Collected data
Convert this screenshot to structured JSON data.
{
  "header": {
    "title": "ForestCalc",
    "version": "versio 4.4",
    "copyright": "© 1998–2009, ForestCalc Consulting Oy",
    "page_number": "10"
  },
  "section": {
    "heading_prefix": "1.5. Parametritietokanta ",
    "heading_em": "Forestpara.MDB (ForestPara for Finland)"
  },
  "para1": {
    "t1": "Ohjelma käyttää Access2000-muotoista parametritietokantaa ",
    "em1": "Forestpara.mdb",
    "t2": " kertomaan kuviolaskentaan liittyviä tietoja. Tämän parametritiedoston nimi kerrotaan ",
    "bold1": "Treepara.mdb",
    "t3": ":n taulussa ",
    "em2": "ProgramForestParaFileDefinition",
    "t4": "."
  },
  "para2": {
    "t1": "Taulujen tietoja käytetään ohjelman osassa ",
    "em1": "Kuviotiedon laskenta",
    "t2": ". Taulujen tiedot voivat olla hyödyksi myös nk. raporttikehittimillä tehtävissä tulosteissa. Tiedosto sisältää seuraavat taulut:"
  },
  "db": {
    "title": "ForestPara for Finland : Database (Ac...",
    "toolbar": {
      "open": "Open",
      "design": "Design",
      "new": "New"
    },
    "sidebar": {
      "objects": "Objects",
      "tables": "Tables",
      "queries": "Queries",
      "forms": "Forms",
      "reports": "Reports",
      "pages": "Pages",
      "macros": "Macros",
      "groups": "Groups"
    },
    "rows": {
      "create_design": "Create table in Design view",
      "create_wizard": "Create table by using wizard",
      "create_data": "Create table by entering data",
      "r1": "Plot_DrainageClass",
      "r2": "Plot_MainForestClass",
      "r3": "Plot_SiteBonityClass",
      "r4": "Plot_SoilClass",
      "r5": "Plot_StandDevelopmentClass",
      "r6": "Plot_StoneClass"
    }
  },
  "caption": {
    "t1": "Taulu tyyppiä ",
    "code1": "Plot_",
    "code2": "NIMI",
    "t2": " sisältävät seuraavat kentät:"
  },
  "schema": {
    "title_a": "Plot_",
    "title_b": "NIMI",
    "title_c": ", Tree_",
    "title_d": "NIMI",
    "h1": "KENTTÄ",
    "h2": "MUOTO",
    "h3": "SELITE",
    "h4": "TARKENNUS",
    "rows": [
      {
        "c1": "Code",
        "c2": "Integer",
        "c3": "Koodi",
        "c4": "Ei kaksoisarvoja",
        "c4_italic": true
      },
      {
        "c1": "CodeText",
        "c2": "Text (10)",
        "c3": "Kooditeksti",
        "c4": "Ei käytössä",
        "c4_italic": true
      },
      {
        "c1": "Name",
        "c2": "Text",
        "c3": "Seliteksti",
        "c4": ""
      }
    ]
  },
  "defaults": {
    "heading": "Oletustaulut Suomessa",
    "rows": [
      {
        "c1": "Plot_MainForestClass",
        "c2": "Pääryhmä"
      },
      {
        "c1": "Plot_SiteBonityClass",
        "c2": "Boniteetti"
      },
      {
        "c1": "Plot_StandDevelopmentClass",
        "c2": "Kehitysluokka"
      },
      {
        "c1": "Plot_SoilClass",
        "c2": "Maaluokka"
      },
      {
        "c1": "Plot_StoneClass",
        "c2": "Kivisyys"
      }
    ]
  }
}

TASK REQUIREMENTS
Show the lines where the word "Taulujen" appears in the entries.

SOLUTION
    "t1": "Taulujen tietoja käytetään ohjelman osassa ",
    "t2": ". Taulujen tiedot voivat olla hyödyksi myös nk. raporttikehittimillä tehtävissä tulosteissa. Tiedosto sisältää seuraavat taulut:"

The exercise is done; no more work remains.